## WHAT YOU SHOULD DO
From the entries that follow, list every line in which the string "screenshot" appears.

## DATA SUPPLIED

....

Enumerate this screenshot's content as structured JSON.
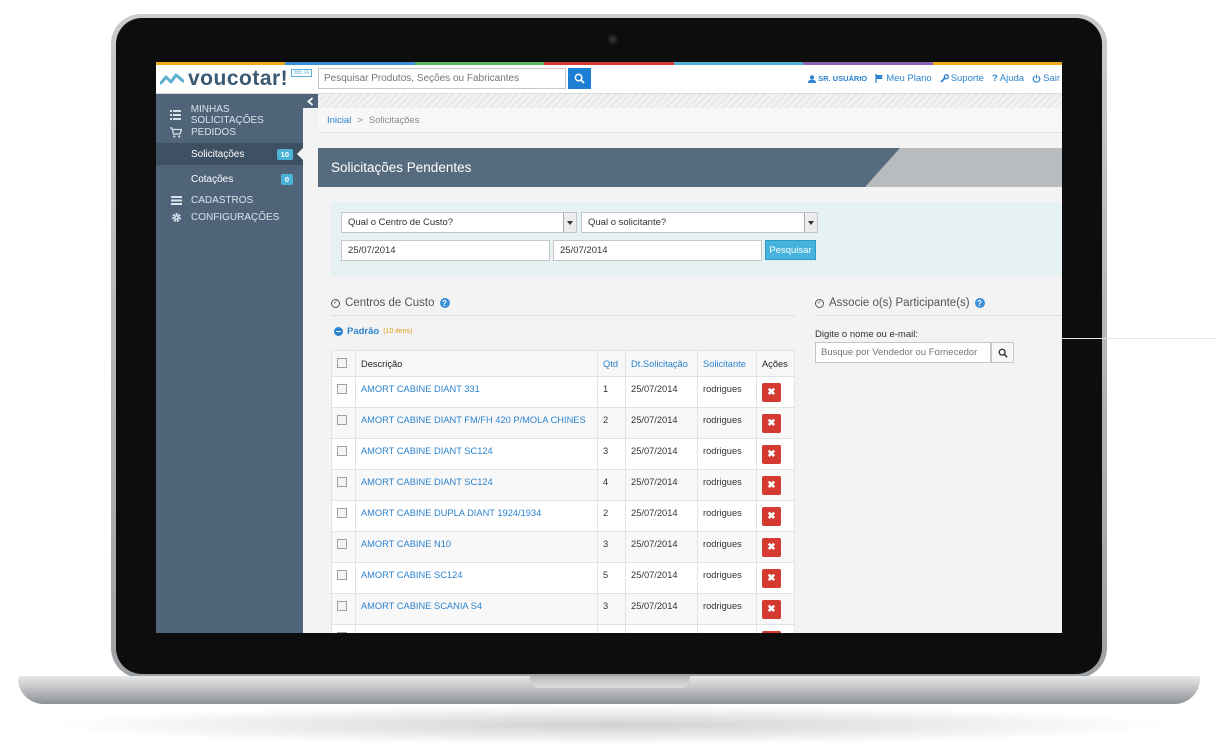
{
  "colors": {
    "accent": "#2c83cf",
    "sidebar": "#4f6478",
    "header": "#566b7e",
    "badge": "#4bb3d8",
    "delete": "#d43a2f",
    "strip": [
      "#f2a81d",
      "#3b8fd8",
      "#5bb75b",
      "#d43a2f",
      "#4bb3d8",
      "#8a63b3",
      "#f2a81d"
    ]
  },
  "topbar": {
    "logo": "voucotar!",
    "beta": "BETA",
    "search_placeholder": "Pesquisar Produtos, Seções ou Fabricantes",
    "links": {
      "user": "SR. USUÁRIO",
      "plan": "Meu Plano",
      "support": "Suporte",
      "help": "Ajuda",
      "exit": "Sair"
    }
  },
  "sidebar": {
    "minhas": "MINHAS SOLICITAÇÕES",
    "pedidos": "PEDIDOS",
    "solicitacoes": {
      "label": "Solicitações",
      "count": "10"
    },
    "cotacoes": {
      "label": "Cotações",
      "count": "0"
    },
    "cadastros": "CADASTROS",
    "configuracoes": "CONFIGURAÇÕES"
  },
  "breadcrumb": {
    "home": "Inicial",
    "sep": ">",
    "current": "Solicitações"
  },
  "page_title": "Solicitações Pendentes",
  "filters": {
    "centro_custo": "Qual o Centro de Custo?",
    "solicitante": "Qual o solicitante?",
    "date_from": "25/07/2014",
    "date_to": "25/07/2014",
    "search_button": "Pesquisar"
  },
  "centros": {
    "title": "Centros de Custo",
    "group": "Padrão",
    "group_count": "(10 itens)",
    "columns": {
      "descricao": "Descrição",
      "qtd": "Qtd",
      "dt": "Dt.Solicitação",
      "solicitante": "Solicitante",
      "acoes": "Ações"
    },
    "rows": [
      {
        "desc": "AMORT CABINE DIANT 331",
        "qtd": "1",
        "date": "25/07/2014",
        "user": "rodrigues"
      },
      {
        "desc": "AMORT CABINE DIANT FM/FH 420 P/MOLA CHINES",
        "qtd": "2",
        "date": "25/07/2014",
        "user": "rodrigues"
      },
      {
        "desc": "AMORT CABINE DIANT SC124",
        "qtd": "3",
        "date": "25/07/2014",
        "user": "rodrigues"
      },
      {
        "desc": "AMORT CABINE DIANT SC124",
        "qtd": "4",
        "date": "25/07/2014",
        "user": "rodrigues"
      },
      {
        "desc": "AMORT CABINE DUPLA DIANT 1924/1934",
        "qtd": "2",
        "date": "25/07/2014",
        "user": "rodrigues"
      },
      {
        "desc": "AMORT CABINE N10",
        "qtd": "3",
        "date": "25/07/2014",
        "user": "rodrigues"
      },
      {
        "desc": "AMORT CABINE SC124",
        "qtd": "5",
        "date": "25/07/2014",
        "user": "rodrigues"
      },
      {
        "desc": "AMORT CABINE SCANIA S4",
        "qtd": "3",
        "date": "25/07/2014",
        "user": "rodrigues"
      }
    ]
  },
  "associe": {
    "title": "Associe o(s) Participante(s)",
    "label": "Digite o nome ou e-mail:",
    "placeholder": "Busque por Vendedor ou Fornecedor"
  }
}
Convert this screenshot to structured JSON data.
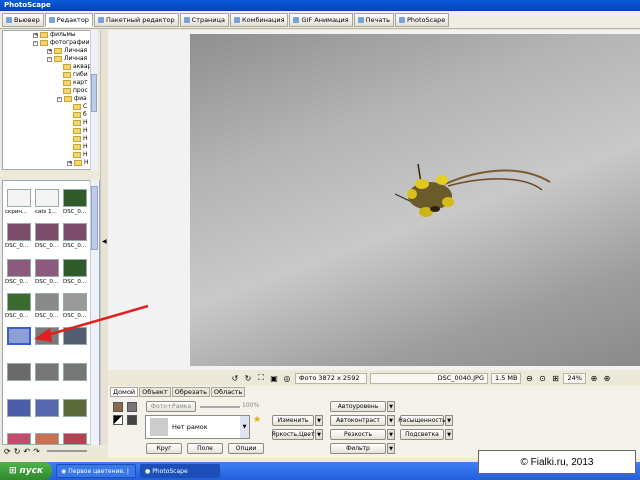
{
  "window": {
    "title": "PhotoScape"
  },
  "tabs": [
    {
      "label": "Вьювер",
      "icon": "viewer-icon"
    },
    {
      "label": "Редактор",
      "icon": "editor-icon",
      "active": true
    },
    {
      "label": "Пакетный редактор",
      "icon": "batch-icon"
    },
    {
      "label": "Страница",
      "icon": "page-icon"
    },
    {
      "label": "Комбинация",
      "icon": "combine-icon"
    },
    {
      "label": "GIF Анимация",
      "icon": "gif-icon"
    },
    {
      "label": "Печать",
      "icon": "print-icon"
    },
    {
      "label": "PhotoScape",
      "icon": "app-icon"
    }
  ],
  "tree": {
    "items": [
      "фильмы",
      "фотографии",
      "Личная",
      "Личная",
      "аквар",
      "гиби",
      "карт",
      "прос",
      "фиа",
      "С",
      "б",
      "Н",
      "Н",
      "Н",
      "Н",
      "Н",
      "Н"
    ]
  },
  "thumbnails": {
    "labels": [
      "скрин...",
      "cats 1...",
      "DSC_0...",
      "DSC_0...",
      "DSC_0...",
      "DSC_0...",
      "DSC_0...",
      "DSC_0...",
      "DSC_0...",
      "DSC_0...",
      "DSC_0...",
      "DSC_0..."
    ]
  },
  "status": {
    "photo_size": "Фото 3872 x 2592",
    "filename": "DSC_0040.JPG",
    "filesize": "1.5 MB",
    "zoom": "24%"
  },
  "panel": {
    "tabs": [
      "Домой",
      "Объект",
      "Обрезать",
      "Область"
    ],
    "frame_label": "Фото+Рамка",
    "frame_percent": "100%",
    "frame_value": "Нет рамок",
    "buttons": {
      "circle": "Круг",
      "field": "Поле",
      "options": "Опции"
    },
    "col1": {
      "resize": "Изменить",
      "brightness": "Яркость,Цвет"
    },
    "col2": {
      "autolevel": "Автоуровень",
      "autocontrast": "Автоконтраст",
      "sharpness": "Резкость",
      "filter": "Фильтр"
    },
    "col3": {
      "saturation": "Насыщенность",
      "backlight": "Подсветка"
    }
  },
  "taskbar": {
    "start": "пуск",
    "tasks": [
      "Первое цветение. |",
      "PhotoScape"
    ]
  },
  "watermark": "© Fialki.ru, 2013",
  "colors": {
    "accent": "#245edb",
    "arrow": "#e02020"
  }
}
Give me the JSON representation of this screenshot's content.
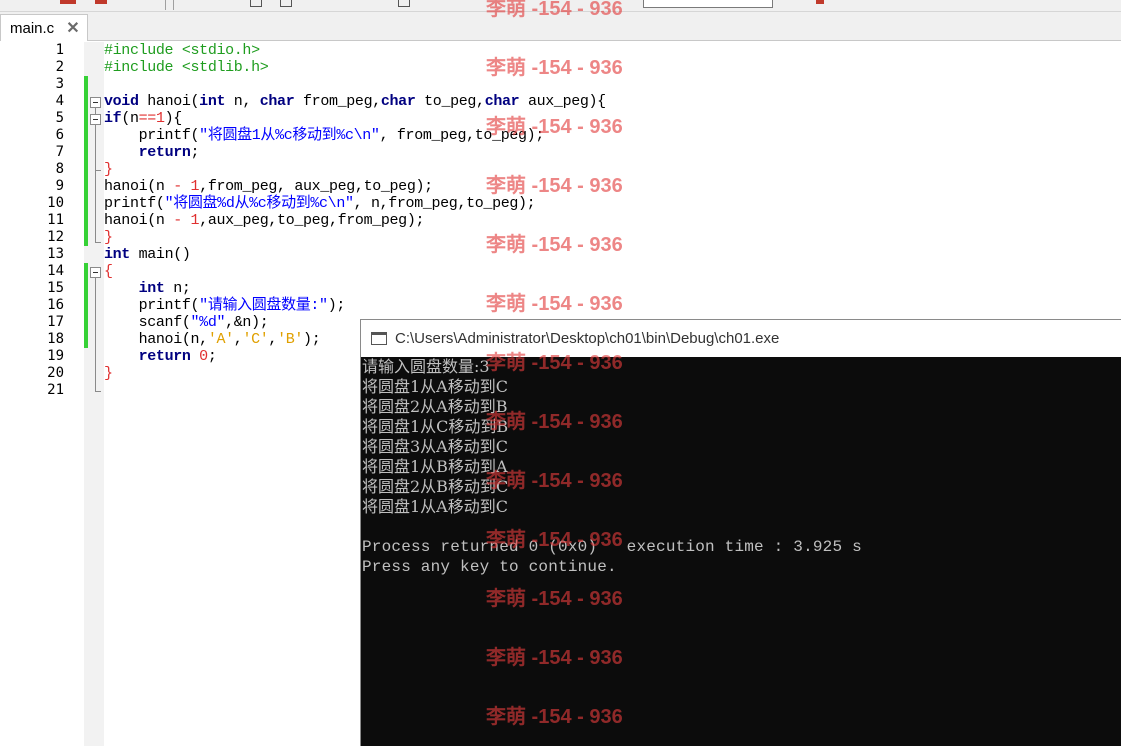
{
  "tab": {
    "label": "main.c",
    "close": "✕"
  },
  "editor": {
    "lines": [
      {
        "n": "1"
      },
      {
        "n": "2"
      },
      {
        "n": "3"
      },
      {
        "n": "4"
      },
      {
        "n": "5"
      },
      {
        "n": "6"
      },
      {
        "n": "7"
      },
      {
        "n": "8"
      },
      {
        "n": "9"
      },
      {
        "n": "10"
      },
      {
        "n": "11"
      },
      {
        "n": "12"
      },
      {
        "n": "13"
      },
      {
        "n": "14"
      },
      {
        "n": "15"
      },
      {
        "n": "16"
      },
      {
        "n": "17"
      },
      {
        "n": "18"
      },
      {
        "n": "19"
      },
      {
        "n": "20"
      },
      {
        "n": "21"
      }
    ],
    "code": {
      "l1": "#include <stdio.h>",
      "l2": "#include <stdlib.h>",
      "l4_kw1": "void",
      "l4_a": " hanoi(",
      "l4_kw2": "int",
      "l4_b": " n, ",
      "l4_kw3": "char",
      "l4_c": " from_peg,",
      "l4_kw4": "char",
      "l4_d": " to_peg,",
      "l4_kw5": "char",
      "l4_e": " aux_peg){",
      "l5_kw": "if",
      "l5_a": "(n",
      "l5_op": "==",
      "l5_num": "1",
      "l5_b": "){",
      "l6_a": "    printf(",
      "l6_str": "\"将圆盘1从%c移动到%c\\n\"",
      "l6_b": ", from_peg,to_peg);",
      "l7_pre": "    ",
      "l7_kw": "return",
      "l7_b": ";",
      "l8": "}",
      "l9_a": "hanoi(n ",
      "l9_op": "-",
      "l9_num": " 1",
      "l9_b": ",from_peg, aux_peg,to_peg);",
      "l10_a": "printf(",
      "l10_str": "\"将圆盘%d从%c移动到%c\\n\"",
      "l10_b": ", n,from_peg,to_peg);",
      "l11_a": "hanoi(n ",
      "l11_op": "-",
      "l11_num": " 1",
      "l11_b": ",aux_peg,to_peg,from_peg);",
      "l12": "}",
      "l13_kw": "int",
      "l13_b": " main()",
      "l14": "{",
      "l15_pre": "    ",
      "l15_kw": "int",
      "l15_b": " n;",
      "l16_a": "    printf(",
      "l16_str": "\"请输入圆盘数量:\"",
      "l16_b": ");",
      "l17_a": "    scanf(",
      "l17_str": "\"%d\"",
      "l17_b": ",&n);",
      "l18_a": "    hanoi(n,",
      "l18_c1": "'A'",
      "l18_s1": ",",
      "l18_c2": "'C'",
      "l18_s2": ",",
      "l18_c3": "'B'",
      "l18_b": ");",
      "l19_pre": "    ",
      "l19_kw": "return",
      "l19_num": " 0",
      "l19_b": ";",
      "l20": "}"
    }
  },
  "console": {
    "title": "C:\\Users\\Administrator\\Desktop\\ch01\\bin\\Debug\\ch01.exe",
    "lines": [
      "请输入圆盘数量:3",
      "将圆盘1从A移动到C",
      "将圆盘2从A移动到B",
      "将圆盘1从C移动到B",
      "将圆盘3从A移动到C",
      "将圆盘1从B移动到A",
      "将圆盘2从B移动到C",
      "将圆盘1从A移动到C",
      "",
      "Process returned 0 (0x0)   execution time : 3.925 s",
      "Press any key to continue."
    ]
  },
  "watermark": "李萌 -154 - 936",
  "colors": {
    "preprocessor": "#1f9d1f",
    "keyword": "#000080",
    "string": "#0000ff",
    "number": "#e03030",
    "char": "#e0a000",
    "changebar": "#36d136",
    "console_bg": "#0c0c0c",
    "console_text": "#c0c0c0",
    "watermark": "#e23c3c"
  }
}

....

## CORRECT RESPONSE
Enumerate this screenshot's content as structured JSON.
Convert this screenshot to structured JSON data.
Give me the JSON representation of this screenshot's content.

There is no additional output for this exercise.